(Collected data)
◆ ◆ ◆
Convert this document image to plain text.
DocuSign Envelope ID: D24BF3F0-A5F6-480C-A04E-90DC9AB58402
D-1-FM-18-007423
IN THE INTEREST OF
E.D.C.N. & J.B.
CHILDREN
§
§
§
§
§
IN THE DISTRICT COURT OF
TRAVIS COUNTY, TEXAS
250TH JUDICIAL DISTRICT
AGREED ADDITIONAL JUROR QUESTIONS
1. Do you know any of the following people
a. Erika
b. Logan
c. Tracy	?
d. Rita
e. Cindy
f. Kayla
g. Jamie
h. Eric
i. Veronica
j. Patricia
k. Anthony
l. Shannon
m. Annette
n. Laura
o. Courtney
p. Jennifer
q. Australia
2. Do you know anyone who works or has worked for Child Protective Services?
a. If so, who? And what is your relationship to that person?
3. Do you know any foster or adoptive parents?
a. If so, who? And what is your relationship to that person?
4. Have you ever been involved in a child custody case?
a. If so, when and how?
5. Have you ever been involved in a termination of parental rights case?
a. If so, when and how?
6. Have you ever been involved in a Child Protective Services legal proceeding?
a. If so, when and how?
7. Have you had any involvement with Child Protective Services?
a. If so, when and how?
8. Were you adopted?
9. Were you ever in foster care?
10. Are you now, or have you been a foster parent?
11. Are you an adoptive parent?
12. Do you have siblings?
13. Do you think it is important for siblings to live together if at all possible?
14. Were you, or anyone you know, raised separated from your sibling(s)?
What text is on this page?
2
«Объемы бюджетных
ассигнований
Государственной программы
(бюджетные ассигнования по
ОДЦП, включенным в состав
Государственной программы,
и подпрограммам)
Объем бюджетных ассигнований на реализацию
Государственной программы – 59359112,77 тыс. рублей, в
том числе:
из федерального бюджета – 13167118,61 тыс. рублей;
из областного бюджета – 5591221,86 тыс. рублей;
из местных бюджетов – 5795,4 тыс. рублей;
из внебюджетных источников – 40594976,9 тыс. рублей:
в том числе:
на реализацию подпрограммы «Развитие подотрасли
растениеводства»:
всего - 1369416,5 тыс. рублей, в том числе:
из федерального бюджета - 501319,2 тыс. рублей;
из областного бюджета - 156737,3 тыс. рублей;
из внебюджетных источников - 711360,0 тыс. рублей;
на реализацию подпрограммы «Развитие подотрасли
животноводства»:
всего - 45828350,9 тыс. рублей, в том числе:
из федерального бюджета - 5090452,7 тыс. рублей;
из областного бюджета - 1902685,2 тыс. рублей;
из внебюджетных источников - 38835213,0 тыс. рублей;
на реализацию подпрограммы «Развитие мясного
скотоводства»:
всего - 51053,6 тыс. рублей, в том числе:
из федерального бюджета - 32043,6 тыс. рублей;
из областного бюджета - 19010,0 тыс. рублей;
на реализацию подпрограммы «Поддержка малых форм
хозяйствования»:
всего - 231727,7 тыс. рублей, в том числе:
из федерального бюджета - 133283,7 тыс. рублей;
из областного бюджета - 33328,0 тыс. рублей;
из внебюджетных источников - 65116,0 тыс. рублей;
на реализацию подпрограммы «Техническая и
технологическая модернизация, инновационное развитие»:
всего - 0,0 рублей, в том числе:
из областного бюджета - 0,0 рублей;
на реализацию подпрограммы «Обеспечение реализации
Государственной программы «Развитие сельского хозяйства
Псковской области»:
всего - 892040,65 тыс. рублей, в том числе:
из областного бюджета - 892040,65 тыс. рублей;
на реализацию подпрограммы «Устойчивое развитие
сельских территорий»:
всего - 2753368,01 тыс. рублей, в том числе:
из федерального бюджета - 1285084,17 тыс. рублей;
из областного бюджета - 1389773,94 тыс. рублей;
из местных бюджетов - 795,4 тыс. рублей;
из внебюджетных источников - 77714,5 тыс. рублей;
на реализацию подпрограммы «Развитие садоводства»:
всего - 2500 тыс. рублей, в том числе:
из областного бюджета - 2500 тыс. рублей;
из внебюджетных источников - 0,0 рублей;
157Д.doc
◆ ◆ ◆
= The problem =
Where a line contains the string "ever", extract that line.

= Expected answer =
4. Have you ever been involved in a child custody case?
5. Have you ever been involved in a termination of parental rights case?
6. Have you ever been involved in a Child Protective Services legal proceeding?
9. Were you ever in foster care?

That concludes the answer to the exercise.